_Records shown_
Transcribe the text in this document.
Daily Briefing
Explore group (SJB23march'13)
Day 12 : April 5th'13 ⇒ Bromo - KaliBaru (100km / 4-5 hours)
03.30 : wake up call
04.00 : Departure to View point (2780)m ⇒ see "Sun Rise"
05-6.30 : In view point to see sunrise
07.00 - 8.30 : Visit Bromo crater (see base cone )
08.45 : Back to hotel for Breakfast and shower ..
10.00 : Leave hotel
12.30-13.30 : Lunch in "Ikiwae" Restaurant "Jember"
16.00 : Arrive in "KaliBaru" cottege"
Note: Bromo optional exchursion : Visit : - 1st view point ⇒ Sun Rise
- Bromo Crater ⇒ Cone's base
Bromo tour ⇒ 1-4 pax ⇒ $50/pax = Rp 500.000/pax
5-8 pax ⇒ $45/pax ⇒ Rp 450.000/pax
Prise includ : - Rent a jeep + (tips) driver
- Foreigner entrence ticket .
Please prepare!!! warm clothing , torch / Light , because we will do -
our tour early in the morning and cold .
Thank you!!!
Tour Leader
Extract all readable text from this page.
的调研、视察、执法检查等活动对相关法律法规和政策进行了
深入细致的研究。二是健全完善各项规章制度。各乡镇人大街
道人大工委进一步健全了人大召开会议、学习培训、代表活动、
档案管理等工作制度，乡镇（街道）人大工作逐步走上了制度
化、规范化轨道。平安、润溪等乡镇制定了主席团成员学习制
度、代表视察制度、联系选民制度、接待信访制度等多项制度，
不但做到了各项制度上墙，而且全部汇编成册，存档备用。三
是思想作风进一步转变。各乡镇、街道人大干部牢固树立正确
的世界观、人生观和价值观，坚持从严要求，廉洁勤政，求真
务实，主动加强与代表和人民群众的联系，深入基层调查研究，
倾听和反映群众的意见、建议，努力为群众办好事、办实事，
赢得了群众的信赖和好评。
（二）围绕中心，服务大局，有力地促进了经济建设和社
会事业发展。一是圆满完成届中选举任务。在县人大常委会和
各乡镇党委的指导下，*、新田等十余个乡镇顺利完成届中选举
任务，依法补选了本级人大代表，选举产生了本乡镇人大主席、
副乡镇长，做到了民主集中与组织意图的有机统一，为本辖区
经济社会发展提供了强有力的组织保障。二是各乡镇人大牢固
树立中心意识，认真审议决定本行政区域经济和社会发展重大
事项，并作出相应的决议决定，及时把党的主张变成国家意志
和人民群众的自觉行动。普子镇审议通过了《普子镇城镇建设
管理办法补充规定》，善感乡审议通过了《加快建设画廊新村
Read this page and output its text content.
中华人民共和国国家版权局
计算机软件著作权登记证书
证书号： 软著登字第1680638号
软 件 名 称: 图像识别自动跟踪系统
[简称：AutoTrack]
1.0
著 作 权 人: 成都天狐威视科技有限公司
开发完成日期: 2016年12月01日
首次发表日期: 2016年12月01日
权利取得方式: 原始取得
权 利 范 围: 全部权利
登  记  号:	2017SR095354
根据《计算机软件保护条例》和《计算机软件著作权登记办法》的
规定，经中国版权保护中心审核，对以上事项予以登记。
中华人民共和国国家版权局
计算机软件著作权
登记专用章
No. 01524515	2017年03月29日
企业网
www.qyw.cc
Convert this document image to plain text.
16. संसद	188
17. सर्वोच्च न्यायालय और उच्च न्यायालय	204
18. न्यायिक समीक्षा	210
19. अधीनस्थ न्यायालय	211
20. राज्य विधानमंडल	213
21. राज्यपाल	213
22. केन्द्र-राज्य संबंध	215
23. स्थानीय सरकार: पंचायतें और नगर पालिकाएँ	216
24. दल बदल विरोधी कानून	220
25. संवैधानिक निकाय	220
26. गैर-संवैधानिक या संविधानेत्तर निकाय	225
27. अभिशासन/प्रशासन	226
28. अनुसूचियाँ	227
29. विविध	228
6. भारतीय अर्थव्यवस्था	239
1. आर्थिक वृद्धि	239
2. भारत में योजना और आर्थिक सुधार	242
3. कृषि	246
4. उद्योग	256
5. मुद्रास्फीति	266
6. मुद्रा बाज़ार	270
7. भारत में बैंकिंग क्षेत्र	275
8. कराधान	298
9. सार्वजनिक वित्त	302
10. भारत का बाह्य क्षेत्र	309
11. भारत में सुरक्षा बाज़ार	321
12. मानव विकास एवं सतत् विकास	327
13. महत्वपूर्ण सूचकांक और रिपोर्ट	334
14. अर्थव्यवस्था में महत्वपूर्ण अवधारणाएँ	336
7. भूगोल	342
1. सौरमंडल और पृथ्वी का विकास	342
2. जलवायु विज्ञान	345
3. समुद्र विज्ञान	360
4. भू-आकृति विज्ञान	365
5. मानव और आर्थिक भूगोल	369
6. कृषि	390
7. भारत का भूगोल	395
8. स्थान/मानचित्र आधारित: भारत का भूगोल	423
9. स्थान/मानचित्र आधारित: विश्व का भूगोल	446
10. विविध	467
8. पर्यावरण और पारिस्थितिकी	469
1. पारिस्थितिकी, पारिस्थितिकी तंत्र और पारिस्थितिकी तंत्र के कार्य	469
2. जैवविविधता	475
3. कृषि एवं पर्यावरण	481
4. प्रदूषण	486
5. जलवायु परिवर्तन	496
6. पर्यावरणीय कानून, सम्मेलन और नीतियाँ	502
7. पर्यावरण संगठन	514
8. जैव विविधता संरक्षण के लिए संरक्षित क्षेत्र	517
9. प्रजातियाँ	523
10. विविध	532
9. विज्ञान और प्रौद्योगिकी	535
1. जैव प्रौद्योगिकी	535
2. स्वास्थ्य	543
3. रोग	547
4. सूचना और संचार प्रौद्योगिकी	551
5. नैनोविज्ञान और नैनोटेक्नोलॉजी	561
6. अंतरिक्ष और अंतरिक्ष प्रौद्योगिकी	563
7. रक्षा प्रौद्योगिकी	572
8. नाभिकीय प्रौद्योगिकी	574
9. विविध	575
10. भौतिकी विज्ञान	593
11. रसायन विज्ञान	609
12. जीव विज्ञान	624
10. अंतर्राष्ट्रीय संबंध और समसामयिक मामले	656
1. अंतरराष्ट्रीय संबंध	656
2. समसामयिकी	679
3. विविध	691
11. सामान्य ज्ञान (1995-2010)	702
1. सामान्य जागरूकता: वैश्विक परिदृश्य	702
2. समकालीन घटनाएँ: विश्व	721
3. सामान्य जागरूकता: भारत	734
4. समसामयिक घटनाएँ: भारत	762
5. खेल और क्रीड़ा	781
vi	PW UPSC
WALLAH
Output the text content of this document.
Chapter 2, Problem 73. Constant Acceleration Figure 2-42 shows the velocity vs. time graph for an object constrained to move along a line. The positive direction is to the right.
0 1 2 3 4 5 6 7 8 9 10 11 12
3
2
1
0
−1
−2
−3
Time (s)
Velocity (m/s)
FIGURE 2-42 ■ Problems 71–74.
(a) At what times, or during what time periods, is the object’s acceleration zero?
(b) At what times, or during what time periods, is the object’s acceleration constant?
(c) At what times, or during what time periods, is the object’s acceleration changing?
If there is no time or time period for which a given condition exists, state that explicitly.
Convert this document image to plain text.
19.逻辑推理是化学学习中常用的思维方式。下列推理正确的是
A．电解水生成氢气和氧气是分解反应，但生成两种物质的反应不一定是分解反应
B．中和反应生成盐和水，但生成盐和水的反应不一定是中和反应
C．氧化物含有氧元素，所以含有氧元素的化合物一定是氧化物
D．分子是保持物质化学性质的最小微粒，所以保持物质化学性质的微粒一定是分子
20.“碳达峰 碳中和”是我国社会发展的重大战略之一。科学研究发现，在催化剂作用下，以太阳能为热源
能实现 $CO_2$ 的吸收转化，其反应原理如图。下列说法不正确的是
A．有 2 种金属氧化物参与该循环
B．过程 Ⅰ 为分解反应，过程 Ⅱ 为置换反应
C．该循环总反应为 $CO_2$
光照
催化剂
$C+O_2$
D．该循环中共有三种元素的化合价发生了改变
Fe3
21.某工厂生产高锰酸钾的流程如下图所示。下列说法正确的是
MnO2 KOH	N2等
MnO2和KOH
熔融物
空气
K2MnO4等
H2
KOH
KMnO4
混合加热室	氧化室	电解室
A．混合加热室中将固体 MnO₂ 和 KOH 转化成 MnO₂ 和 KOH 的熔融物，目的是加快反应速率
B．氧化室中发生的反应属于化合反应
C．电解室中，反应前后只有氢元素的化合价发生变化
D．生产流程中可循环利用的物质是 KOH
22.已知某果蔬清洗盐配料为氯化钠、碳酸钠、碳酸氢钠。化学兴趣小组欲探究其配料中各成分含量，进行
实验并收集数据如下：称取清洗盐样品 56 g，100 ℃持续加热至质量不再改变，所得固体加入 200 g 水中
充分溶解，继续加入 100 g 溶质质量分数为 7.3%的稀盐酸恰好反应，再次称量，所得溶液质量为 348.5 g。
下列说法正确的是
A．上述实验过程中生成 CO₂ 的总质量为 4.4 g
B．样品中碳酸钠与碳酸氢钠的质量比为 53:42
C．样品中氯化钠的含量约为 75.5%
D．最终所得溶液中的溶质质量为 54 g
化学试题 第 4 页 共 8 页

_Objective_
For the entries shown above, give the number of lines that include the word "periods", without any other text.

_Reply to the task_
3